[PROBLEM DETAILS] Look below and pull out each line with the word "structure".

[MATERIAL FOR THE TASK]
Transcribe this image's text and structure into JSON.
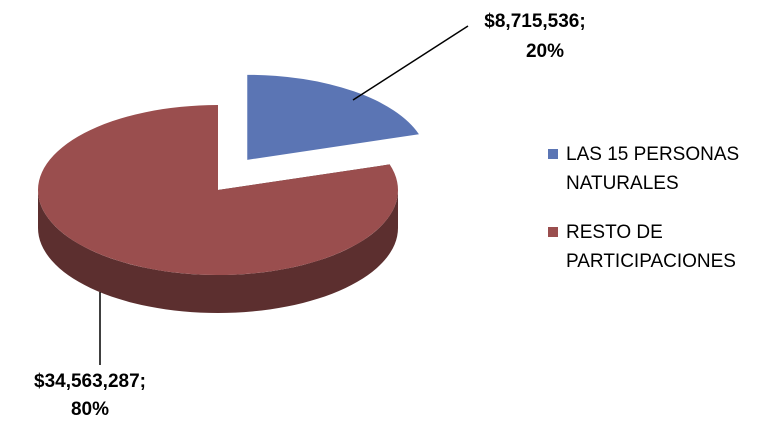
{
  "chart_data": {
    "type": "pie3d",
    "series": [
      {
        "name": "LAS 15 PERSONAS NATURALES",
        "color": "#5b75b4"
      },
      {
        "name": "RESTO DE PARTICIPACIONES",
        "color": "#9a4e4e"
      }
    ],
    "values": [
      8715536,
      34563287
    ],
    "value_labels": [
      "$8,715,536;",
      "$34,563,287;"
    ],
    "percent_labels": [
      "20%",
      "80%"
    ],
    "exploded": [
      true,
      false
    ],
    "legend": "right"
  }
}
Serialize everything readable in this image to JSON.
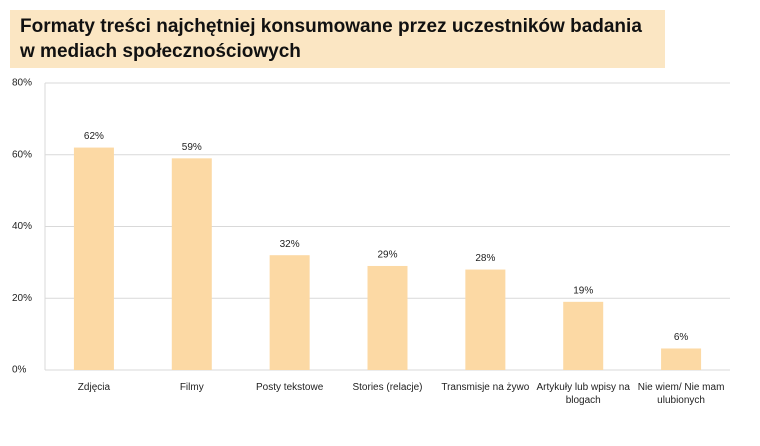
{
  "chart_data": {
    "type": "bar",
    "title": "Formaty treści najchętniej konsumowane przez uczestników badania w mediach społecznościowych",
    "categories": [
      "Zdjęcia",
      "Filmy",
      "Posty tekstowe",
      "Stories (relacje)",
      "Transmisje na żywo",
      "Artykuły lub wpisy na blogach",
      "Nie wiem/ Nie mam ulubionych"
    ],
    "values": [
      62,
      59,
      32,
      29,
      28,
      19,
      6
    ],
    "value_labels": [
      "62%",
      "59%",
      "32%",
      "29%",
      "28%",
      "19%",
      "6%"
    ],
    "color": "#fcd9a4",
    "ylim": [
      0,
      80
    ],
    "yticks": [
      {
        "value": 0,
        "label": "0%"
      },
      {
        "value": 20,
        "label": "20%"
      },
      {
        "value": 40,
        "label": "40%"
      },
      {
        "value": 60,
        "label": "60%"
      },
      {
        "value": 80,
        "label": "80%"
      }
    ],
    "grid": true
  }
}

...

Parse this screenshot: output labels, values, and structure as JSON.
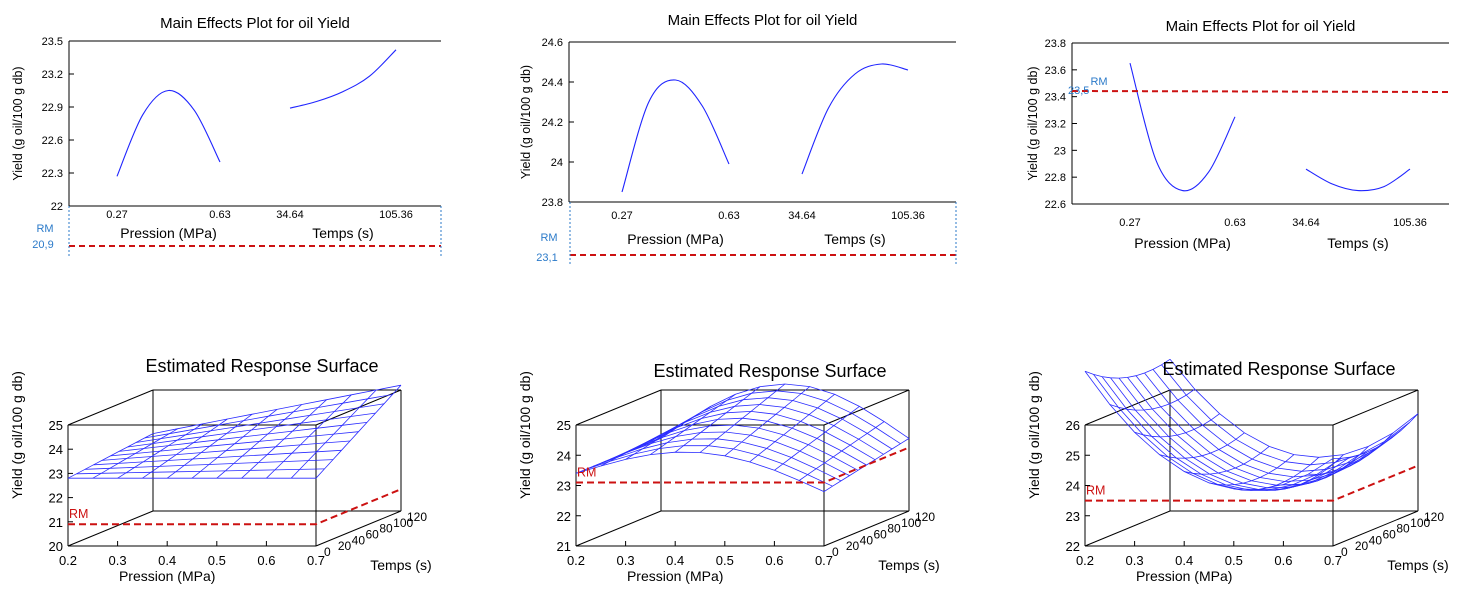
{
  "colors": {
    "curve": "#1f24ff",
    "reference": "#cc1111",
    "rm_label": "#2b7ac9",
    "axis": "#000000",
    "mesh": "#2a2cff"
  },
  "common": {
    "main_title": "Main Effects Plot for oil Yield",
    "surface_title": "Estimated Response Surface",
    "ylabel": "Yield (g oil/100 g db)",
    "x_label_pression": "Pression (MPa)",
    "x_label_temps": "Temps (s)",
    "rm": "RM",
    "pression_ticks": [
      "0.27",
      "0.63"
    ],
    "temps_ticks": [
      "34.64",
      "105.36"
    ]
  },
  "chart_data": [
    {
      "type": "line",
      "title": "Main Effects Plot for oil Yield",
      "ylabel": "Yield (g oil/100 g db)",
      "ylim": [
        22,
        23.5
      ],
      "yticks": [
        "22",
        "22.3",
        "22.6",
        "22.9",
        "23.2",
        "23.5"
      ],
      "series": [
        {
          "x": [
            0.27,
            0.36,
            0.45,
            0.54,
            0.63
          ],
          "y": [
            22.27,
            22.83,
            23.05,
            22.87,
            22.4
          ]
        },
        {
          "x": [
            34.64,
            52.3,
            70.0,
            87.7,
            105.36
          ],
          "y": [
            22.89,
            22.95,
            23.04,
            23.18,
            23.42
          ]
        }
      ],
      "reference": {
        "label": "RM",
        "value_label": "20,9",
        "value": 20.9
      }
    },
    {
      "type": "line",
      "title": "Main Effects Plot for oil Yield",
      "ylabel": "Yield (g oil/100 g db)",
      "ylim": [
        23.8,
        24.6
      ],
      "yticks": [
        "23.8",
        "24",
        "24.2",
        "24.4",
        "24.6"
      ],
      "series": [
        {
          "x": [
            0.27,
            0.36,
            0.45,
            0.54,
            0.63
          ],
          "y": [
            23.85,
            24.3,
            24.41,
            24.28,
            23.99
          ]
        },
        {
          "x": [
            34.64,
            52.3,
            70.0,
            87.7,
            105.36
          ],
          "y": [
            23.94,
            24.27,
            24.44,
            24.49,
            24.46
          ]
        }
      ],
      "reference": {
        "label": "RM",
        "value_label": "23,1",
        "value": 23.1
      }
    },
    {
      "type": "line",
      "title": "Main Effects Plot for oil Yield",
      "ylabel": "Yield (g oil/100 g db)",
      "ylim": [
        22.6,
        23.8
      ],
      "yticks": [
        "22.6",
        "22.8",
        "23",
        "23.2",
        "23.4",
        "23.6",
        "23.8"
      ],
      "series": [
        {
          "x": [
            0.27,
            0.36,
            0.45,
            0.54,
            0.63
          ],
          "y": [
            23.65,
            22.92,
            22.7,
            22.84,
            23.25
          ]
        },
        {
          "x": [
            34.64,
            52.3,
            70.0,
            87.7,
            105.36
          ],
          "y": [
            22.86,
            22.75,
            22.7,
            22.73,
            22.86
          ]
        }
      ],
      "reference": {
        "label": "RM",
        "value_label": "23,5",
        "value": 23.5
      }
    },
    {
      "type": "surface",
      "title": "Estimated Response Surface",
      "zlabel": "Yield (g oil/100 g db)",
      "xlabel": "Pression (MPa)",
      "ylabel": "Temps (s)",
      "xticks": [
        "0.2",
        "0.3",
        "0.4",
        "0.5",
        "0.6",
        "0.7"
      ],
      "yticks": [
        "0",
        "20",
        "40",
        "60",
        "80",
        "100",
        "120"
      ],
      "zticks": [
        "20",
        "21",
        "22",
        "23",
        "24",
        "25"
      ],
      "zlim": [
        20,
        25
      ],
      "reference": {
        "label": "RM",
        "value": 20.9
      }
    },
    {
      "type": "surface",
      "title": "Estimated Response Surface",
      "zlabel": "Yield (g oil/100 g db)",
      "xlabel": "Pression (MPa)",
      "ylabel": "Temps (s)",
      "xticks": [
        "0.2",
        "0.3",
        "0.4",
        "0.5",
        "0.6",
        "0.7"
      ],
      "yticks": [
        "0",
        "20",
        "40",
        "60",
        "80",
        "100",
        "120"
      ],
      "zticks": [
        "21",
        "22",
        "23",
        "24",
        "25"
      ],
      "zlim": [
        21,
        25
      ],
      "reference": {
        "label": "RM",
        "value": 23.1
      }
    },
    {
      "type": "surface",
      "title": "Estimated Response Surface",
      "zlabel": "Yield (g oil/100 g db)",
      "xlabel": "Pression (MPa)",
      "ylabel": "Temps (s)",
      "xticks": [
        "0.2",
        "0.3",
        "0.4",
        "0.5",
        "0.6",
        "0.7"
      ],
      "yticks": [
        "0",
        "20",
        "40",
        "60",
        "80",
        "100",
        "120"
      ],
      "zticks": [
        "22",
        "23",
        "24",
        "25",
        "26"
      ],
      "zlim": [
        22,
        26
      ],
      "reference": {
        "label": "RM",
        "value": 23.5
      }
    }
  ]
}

[EXPECTED OUTPUT]
Transcribe this image's text and structure into JSON.
Parse this screenshot: output labels, values, and structure as JSON.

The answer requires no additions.